> [DATA SUPPLIED]:
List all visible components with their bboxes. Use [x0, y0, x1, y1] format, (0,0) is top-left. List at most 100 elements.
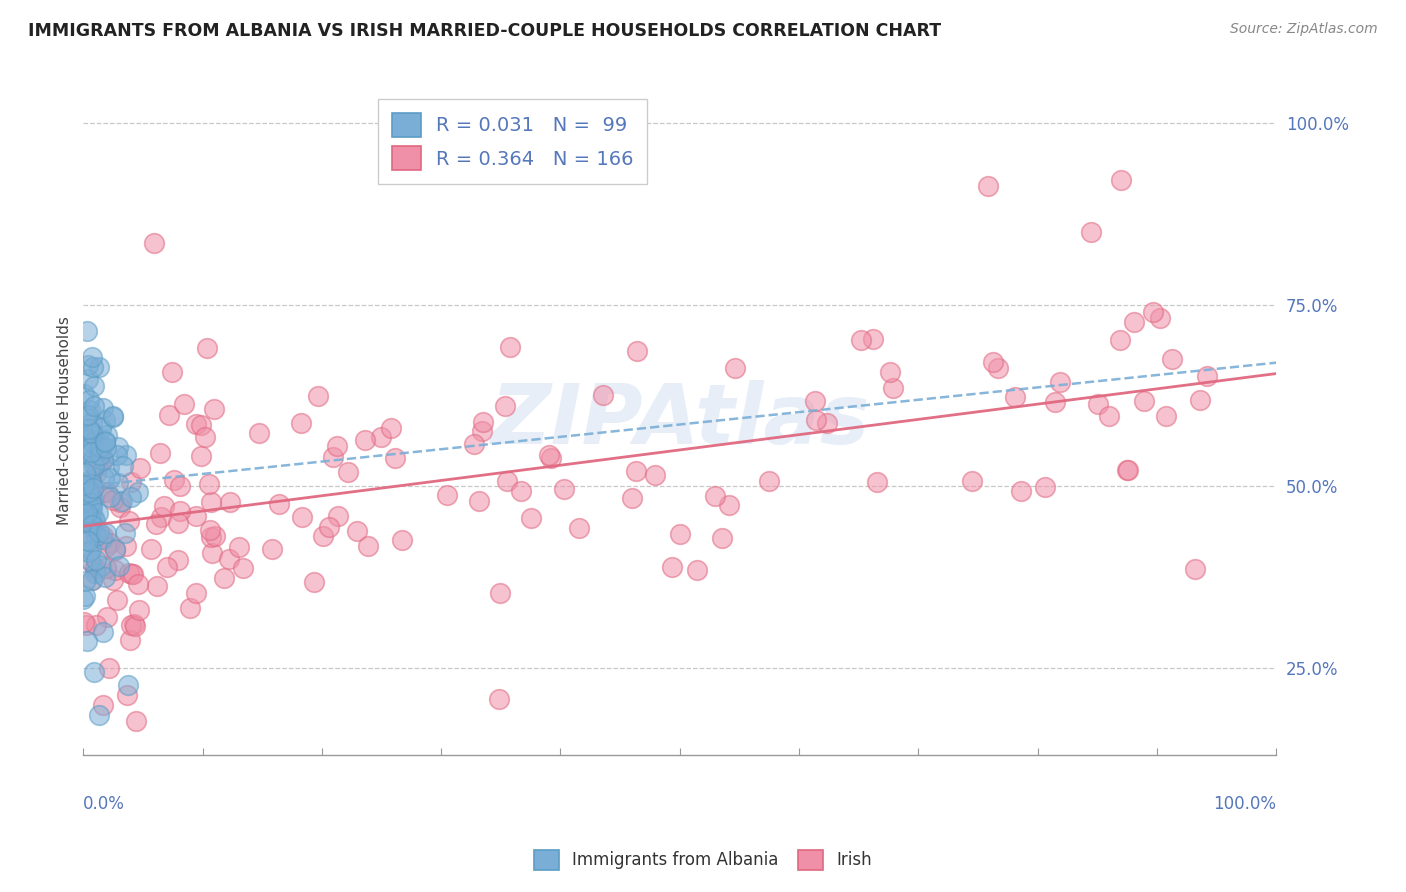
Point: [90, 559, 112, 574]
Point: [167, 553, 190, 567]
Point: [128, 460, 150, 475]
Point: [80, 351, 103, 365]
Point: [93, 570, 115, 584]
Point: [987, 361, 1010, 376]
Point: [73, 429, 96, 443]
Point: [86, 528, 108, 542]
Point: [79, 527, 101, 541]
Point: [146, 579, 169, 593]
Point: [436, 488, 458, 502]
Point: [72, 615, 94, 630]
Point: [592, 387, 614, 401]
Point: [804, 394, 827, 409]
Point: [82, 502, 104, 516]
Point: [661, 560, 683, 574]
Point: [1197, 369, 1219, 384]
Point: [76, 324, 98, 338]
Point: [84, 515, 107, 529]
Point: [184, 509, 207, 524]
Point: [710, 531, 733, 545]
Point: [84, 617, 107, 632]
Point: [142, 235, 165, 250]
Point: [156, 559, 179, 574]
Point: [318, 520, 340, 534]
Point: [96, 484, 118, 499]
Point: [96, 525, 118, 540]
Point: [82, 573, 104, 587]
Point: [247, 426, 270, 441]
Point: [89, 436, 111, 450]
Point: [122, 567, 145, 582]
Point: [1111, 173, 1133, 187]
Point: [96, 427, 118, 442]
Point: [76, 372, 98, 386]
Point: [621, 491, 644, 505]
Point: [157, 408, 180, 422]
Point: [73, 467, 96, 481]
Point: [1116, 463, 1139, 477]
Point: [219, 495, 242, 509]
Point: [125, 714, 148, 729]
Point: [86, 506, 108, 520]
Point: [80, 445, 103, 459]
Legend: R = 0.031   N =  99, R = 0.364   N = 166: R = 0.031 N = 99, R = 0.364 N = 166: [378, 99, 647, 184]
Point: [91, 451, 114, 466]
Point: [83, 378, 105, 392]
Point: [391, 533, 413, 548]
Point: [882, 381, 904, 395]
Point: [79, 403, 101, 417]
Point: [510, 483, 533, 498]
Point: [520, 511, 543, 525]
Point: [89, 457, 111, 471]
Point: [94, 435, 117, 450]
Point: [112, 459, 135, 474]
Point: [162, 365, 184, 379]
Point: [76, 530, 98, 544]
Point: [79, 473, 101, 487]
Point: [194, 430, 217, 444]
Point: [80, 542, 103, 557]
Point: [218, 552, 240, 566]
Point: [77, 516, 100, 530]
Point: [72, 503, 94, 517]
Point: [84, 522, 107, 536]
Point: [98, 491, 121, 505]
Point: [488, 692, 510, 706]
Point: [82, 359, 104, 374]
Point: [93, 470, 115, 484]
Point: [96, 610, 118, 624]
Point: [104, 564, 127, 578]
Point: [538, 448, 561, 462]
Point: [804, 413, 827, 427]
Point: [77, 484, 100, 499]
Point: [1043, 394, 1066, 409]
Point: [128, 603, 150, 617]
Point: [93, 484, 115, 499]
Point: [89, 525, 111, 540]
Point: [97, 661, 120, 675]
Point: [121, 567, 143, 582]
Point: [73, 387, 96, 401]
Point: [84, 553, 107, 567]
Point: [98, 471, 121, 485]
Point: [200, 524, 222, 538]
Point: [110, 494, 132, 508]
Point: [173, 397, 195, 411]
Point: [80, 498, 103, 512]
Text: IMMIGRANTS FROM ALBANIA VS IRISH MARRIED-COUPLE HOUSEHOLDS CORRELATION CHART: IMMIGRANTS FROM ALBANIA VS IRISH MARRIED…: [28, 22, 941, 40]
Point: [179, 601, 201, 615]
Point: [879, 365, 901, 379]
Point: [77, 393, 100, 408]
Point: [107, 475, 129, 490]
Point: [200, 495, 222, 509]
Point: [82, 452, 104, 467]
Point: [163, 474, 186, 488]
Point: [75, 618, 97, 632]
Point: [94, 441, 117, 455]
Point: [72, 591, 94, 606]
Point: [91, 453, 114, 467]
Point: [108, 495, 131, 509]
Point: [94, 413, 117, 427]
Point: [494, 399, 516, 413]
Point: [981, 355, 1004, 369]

> [WHAT YOU ARE ASKED TO DO]:
Could you write out the entries above word for word, omitting the picture?

> [SOLUTION FOR THIS PROBLEM]:
List all visible components with their bboxes. Use [x0, y0, x1, y1] format, (0,0) is top-left. List at most 100 elements.
Point: [90, 559, 112, 574]
Point: [167, 553, 190, 567]
Point: [128, 460, 150, 475]
Point: [80, 351, 103, 365]
Point: [93, 570, 115, 584]
Point: [987, 361, 1010, 376]
Point: [73, 429, 96, 443]
Point: [86, 528, 108, 542]
Point: [79, 527, 101, 541]
Point: [146, 579, 169, 593]
Point: [436, 488, 458, 502]
Point: [72, 615, 94, 630]
Point: [592, 387, 614, 401]
Point: [804, 394, 827, 409]
Point: [82, 502, 104, 516]
Point: [661, 560, 683, 574]
Point: [1197, 369, 1219, 384]
Point: [76, 324, 98, 338]
Point: [84, 515, 107, 529]
Point: [184, 509, 207, 524]
Point: [710, 531, 733, 545]
Point: [84, 617, 107, 632]
Point: [142, 235, 165, 250]
Point: [156, 559, 179, 574]
Point: [318, 520, 340, 534]
Point: [96, 484, 118, 499]
Point: [96, 525, 118, 540]
Point: [82, 573, 104, 587]
Point: [247, 426, 270, 441]
Point: [89, 436, 111, 450]
Point: [122, 567, 145, 582]
Point: [1111, 173, 1133, 187]
Point: [96, 427, 118, 442]
Point: [76, 372, 98, 386]
Point: [621, 491, 644, 505]
Point: [157, 408, 180, 422]
Point: [73, 467, 96, 481]
Point: [1116, 463, 1139, 477]
Point: [219, 495, 242, 509]
Point: [125, 714, 148, 729]
Point: [86, 506, 108, 520]
Point: [80, 445, 103, 459]
Legend: R = 0.031   N =  99, R = 0.364   N = 166: R = 0.031 N = 99, R = 0.364 N = 166: [378, 99, 647, 184]
Point: [91, 451, 114, 466]
Point: [83, 378, 105, 392]
Point: [391, 533, 413, 548]
Point: [882, 381, 904, 395]
Point: [79, 403, 101, 417]
Point: [510, 483, 533, 498]
Point: [520, 511, 543, 525]
Point: [89, 457, 111, 471]
Point: [94, 435, 117, 450]
Point: [112, 459, 135, 474]
Point: [162, 365, 184, 379]
Point: [76, 530, 98, 544]
Point: [79, 473, 101, 487]
Point: [194, 430, 217, 444]
Point: [80, 542, 103, 557]
Point: [218, 552, 240, 566]
Point: [77, 516, 100, 530]
Point: [72, 503, 94, 517]
Point: [84, 522, 107, 536]
Point: [98, 491, 121, 505]
Point: [488, 692, 510, 706]
Point: [82, 359, 104, 374]
Point: [93, 470, 115, 484]
Point: [96, 610, 118, 624]
Point: [104, 564, 127, 578]
Point: [538, 448, 561, 462]
Point: [804, 413, 827, 427]
Point: [77, 484, 100, 499]
Point: [1043, 394, 1066, 409]
Point: [128, 603, 150, 617]
Point: [93, 484, 115, 499]
Point: [89, 525, 111, 540]
Point: [97, 661, 120, 675]
Point: [121, 567, 143, 582]
Point: [73, 387, 96, 401]
Point: [84, 553, 107, 567]
Point: [98, 471, 121, 485]
Point: [200, 524, 222, 538]
Point: [110, 494, 132, 508]
Point: [173, 397, 195, 411]
Point: [80, 498, 103, 512]
Text: IMMIGRANTS FROM ALBANIA VS IRISH MARRIED-COUPLE HOUSEHOLDS CORRELATION CHART: IMMIGRANTS FROM ALBANIA VS IRISH MARRIED…: [28, 22, 941, 40]
Point: [179, 601, 201, 615]
Point: [879, 365, 901, 379]
Point: [77, 393, 100, 408]
Point: [107, 475, 129, 490]
Point: [200, 495, 222, 509]
Point: [82, 452, 104, 467]
Point: [163, 474, 186, 488]
Point: [75, 618, 97, 632]
Point: [94, 441, 117, 455]
Point: [72, 591, 94, 606]
Point: [91, 453, 114, 467]
Point: [108, 495, 131, 509]
Point: [94, 413, 117, 427]
Point: [494, 399, 516, 413]
Point: [981, 355, 1004, 369]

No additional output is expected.